Work required:
Reproduce each record below exactly as written.

Records to process:
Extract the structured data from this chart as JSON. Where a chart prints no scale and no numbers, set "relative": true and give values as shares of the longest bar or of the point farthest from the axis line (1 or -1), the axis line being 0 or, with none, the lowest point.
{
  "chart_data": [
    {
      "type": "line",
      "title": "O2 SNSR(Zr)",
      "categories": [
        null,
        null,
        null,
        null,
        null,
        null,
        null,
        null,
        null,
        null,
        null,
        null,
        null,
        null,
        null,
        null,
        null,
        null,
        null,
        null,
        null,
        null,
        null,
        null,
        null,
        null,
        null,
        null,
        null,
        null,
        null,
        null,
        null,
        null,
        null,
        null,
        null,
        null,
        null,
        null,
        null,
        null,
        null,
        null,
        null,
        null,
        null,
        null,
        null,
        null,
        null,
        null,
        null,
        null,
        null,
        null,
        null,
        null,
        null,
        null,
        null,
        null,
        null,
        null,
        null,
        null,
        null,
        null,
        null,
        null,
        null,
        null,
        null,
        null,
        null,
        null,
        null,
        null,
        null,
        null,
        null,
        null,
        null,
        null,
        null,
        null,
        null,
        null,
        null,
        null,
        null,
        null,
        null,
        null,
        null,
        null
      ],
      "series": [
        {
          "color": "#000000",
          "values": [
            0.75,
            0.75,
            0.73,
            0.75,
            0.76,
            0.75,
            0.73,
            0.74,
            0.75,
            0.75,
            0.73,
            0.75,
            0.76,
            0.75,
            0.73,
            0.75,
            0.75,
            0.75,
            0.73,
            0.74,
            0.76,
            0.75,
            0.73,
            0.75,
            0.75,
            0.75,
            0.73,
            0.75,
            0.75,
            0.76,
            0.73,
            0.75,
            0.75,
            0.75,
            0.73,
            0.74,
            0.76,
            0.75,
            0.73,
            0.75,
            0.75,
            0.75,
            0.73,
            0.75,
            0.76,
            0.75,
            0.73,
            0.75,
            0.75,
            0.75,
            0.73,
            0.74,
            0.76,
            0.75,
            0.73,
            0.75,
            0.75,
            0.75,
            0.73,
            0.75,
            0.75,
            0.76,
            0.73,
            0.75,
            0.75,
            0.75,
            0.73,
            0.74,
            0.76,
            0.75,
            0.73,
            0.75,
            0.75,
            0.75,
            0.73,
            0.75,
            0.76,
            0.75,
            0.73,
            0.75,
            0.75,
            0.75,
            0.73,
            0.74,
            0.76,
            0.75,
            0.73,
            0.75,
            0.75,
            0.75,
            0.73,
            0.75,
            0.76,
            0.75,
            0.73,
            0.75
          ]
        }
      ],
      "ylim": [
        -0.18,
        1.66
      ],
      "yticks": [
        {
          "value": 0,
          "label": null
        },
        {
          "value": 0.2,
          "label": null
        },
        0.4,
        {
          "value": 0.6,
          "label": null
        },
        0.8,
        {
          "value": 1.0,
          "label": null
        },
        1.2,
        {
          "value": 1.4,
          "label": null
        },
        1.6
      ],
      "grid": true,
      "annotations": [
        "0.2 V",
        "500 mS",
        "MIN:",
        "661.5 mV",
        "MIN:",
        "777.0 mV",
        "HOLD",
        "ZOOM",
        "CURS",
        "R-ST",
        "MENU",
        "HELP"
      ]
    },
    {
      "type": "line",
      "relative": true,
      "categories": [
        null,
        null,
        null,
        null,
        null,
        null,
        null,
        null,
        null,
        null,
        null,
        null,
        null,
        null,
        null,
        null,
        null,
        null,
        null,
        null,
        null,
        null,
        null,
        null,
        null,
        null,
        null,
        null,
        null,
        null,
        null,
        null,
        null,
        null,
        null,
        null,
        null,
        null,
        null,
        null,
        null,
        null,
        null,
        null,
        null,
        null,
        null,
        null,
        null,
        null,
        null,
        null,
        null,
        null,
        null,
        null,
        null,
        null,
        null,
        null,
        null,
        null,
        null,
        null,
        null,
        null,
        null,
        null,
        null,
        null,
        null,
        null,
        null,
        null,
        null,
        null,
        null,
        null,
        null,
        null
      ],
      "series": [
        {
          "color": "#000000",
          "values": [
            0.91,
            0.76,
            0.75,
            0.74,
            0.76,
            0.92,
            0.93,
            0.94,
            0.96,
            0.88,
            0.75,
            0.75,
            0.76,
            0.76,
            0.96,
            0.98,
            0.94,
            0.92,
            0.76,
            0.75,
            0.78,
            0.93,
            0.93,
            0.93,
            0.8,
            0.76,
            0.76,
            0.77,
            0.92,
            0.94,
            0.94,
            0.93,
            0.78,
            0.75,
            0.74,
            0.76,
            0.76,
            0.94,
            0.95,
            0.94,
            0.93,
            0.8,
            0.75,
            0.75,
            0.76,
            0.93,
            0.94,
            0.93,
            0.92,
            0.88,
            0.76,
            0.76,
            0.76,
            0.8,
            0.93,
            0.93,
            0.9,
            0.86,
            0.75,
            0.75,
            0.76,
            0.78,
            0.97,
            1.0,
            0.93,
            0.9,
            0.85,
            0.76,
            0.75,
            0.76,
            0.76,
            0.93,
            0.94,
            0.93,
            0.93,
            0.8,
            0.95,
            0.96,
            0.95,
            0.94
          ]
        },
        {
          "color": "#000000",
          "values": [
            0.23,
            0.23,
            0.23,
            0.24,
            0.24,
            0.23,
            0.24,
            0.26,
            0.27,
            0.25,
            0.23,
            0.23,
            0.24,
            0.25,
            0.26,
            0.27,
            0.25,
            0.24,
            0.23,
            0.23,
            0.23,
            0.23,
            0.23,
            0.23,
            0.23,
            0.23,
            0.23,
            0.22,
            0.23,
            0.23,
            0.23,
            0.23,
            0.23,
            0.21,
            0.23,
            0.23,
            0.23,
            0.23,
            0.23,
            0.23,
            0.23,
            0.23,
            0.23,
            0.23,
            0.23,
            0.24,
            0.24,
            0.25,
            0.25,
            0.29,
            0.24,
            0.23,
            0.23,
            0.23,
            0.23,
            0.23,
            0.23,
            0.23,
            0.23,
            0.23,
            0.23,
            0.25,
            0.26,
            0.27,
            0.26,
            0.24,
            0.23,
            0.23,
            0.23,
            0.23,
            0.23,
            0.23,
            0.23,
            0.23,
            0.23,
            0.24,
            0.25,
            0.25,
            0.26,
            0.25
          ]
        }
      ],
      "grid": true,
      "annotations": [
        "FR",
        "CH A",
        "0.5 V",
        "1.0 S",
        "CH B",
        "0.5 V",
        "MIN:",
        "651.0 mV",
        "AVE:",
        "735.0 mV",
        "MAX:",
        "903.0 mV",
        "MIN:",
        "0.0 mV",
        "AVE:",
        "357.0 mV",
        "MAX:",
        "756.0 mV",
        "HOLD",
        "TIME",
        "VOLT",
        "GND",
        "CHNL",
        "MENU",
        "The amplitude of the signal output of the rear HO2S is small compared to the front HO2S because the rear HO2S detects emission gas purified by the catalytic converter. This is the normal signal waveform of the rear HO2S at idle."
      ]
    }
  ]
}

Solution to the problem:
Extract the structured data from this chart as JSON. Where a chart prints no scale and no numbers, set "relative": true and give values as shares of the longest bar or of the point farthest from the axis line (1 or -1), the axis line being 0 or, with none, the lowest point.
{
  "chart_data": [
    {
      "type": "line",
      "title": "O2 SNSR(Zr)",
      "categories": [
        null,
        null,
        null,
        null,
        null,
        null,
        null,
        null,
        null,
        null,
        null,
        null,
        null,
        null,
        null,
        null,
        null,
        null,
        null,
        null,
        null,
        null,
        null,
        null,
        null,
        null,
        null,
        null,
        null,
        null,
        null,
        null,
        null,
        null,
        null,
        null,
        null,
        null,
        null,
        null,
        null,
        null,
        null,
        null,
        null,
        null,
        null,
        null,
        null,
        null,
        null,
        null,
        null,
        null,
        null,
        null,
        null,
        null,
        null,
        null,
        null,
        null,
        null,
        null,
        null,
        null,
        null,
        null,
        null,
        null,
        null,
        null,
        null,
        null,
        null,
        null,
        null,
        null,
        null,
        null,
        null,
        null,
        null,
        null,
        null,
        null,
        null,
        null,
        null,
        null,
        null,
        null,
        null,
        null,
        null,
        null
      ],
      "series": [
        {
          "color": "#000000",
          "values": [
            0.75,
            0.75,
            0.73,
            0.75,
            0.76,
            0.75,
            0.73,
            0.74,
            0.75,
            0.75,
            0.73,
            0.75,
            0.76,
            0.75,
            0.73,
            0.75,
            0.75,
            0.75,
            0.73,
            0.74,
            0.76,
            0.75,
            0.73,
            0.75,
            0.75,
            0.75,
            0.73,
            0.75,
            0.75,
            0.76,
            0.73,
            0.75,
            0.75,
            0.75,
            0.73,
            0.74,
            0.76,
            0.75,
            0.73,
            0.75,
            0.75,
            0.75,
            0.73,
            0.75,
            0.76,
            0.75,
            0.73,
            0.75,
            0.75,
            0.75,
            0.73,
            0.74,
            0.76,
            0.75,
            0.73,
            0.75,
            0.75,
            0.75,
            0.73,
            0.75,
            0.75,
            0.76,
            0.73,
            0.75,
            0.75,
            0.75,
            0.73,
            0.74,
            0.76,
            0.75,
            0.73,
            0.75,
            0.75,
            0.75,
            0.73,
            0.75,
            0.76,
            0.75,
            0.73,
            0.75,
            0.75,
            0.75,
            0.73,
            0.74,
            0.76,
            0.75,
            0.73,
            0.75,
            0.75,
            0.75,
            0.73,
            0.75,
            0.76,
            0.75,
            0.73,
            0.75
          ]
        }
      ],
      "ylim": [
        -0.18,
        1.66
      ],
      "yticks": [
        {
          "value": 0,
          "label": null
        },
        {
          "value": 0.2,
          "label": null
        },
        0.4,
        {
          "value": 0.6,
          "label": null
        },
        0.8,
        {
          "value": 1.0,
          "label": null
        },
        1.2,
        {
          "value": 1.4,
          "label": null
        },
        1.6
      ],
      "grid": true,
      "annotations": [
        "0.2 V",
        "500 mS",
        "MIN:",
        "661.5 mV",
        "MIN:",
        "777.0 mV",
        "HOLD",
        "ZOOM",
        "CURS",
        "R-ST",
        "MENU",
        "HELP"
      ]
    },
    {
      "type": "line",
      "relative": true,
      "categories": [
        null,
        null,
        null,
        null,
        null,
        null,
        null,
        null,
        null,
        null,
        null,
        null,
        null,
        null,
        null,
        null,
        null,
        null,
        null,
        null,
        null,
        null,
        null,
        null,
        null,
        null,
        null,
        null,
        null,
        null,
        null,
        null,
        null,
        null,
        null,
        null,
        null,
        null,
        null,
        null,
        null,
        null,
        null,
        null,
        null,
        null,
        null,
        null,
        null,
        null,
        null,
        null,
        null,
        null,
        null,
        null,
        null,
        null,
        null,
        null,
        null,
        null,
        null,
        null,
        null,
        null,
        null,
        null,
        null,
        null,
        null,
        null,
        null,
        null,
        null,
        null,
        null,
        null,
        null,
        null
      ],
      "series": [
        {
          "color": "#000000",
          "values": [
            0.91,
            0.76,
            0.75,
            0.74,
            0.76,
            0.92,
            0.93,
            0.94,
            0.96,
            0.88,
            0.75,
            0.75,
            0.76,
            0.76,
            0.96,
            0.98,
            0.94,
            0.92,
            0.76,
            0.75,
            0.78,
            0.93,
            0.93,
            0.93,
            0.8,
            0.76,
            0.76,
            0.77,
            0.92,
            0.94,
            0.94,
            0.93,
            0.78,
            0.75,
            0.74,
            0.76,
            0.76,
            0.94,
            0.95,
            0.94,
            0.93,
            0.8,
            0.75,
            0.75,
            0.76,
            0.93,
            0.94,
            0.93,
            0.92,
            0.88,
            0.76,
            0.76,
            0.76,
            0.8,
            0.93,
            0.93,
            0.9,
            0.86,
            0.75,
            0.75,
            0.76,
            0.78,
            0.97,
            1.0,
            0.93,
            0.9,
            0.85,
            0.76,
            0.75,
            0.76,
            0.76,
            0.93,
            0.94,
            0.93,
            0.93,
            0.8,
            0.95,
            0.96,
            0.95,
            0.94
          ]
        },
        {
          "color": "#000000",
          "values": [
            0.23,
            0.23,
            0.23,
            0.24,
            0.24,
            0.23,
            0.24,
            0.26,
            0.27,
            0.25,
            0.23,
            0.23,
            0.24,
            0.25,
            0.26,
            0.27,
            0.25,
            0.24,
            0.23,
            0.23,
            0.23,
            0.23,
            0.23,
            0.23,
            0.23,
            0.23,
            0.23,
            0.22,
            0.23,
            0.23,
            0.23,
            0.23,
            0.23,
            0.21,
            0.23,
            0.23,
            0.23,
            0.23,
            0.23,
            0.23,
            0.23,
            0.23,
            0.23,
            0.23,
            0.23,
            0.24,
            0.24,
            0.25,
            0.25,
            0.29,
            0.24,
            0.23,
            0.23,
            0.23,
            0.23,
            0.23,
            0.23,
            0.23,
            0.23,
            0.23,
            0.23,
            0.25,
            0.26,
            0.27,
            0.26,
            0.24,
            0.23,
            0.23,
            0.23,
            0.23,
            0.23,
            0.23,
            0.23,
            0.23,
            0.23,
            0.24,
            0.25,
            0.25,
            0.26,
            0.25
          ]
        }
      ],
      "grid": true,
      "annotations": [
        "FR",
        "CH A",
        "0.5 V",
        "1.0 S",
        "CH B",
        "0.5 V",
        "MIN:",
        "651.0 mV",
        "AVE:",
        "735.0 mV",
        "MAX:",
        "903.0 mV",
        "MIN:",
        "0.0 mV",
        "AVE:",
        "357.0 mV",
        "MAX:",
        "756.0 mV",
        "HOLD",
        "TIME",
        "VOLT",
        "GND",
        "CHNL",
        "MENU",
        "The amplitude of the signal output of the rear HO2S is small compared to the front HO2S because the rear HO2S detects emission gas purified by the catalytic converter. This is the normal signal waveform of the rear HO2S at idle."
      ]
    }
  ]
}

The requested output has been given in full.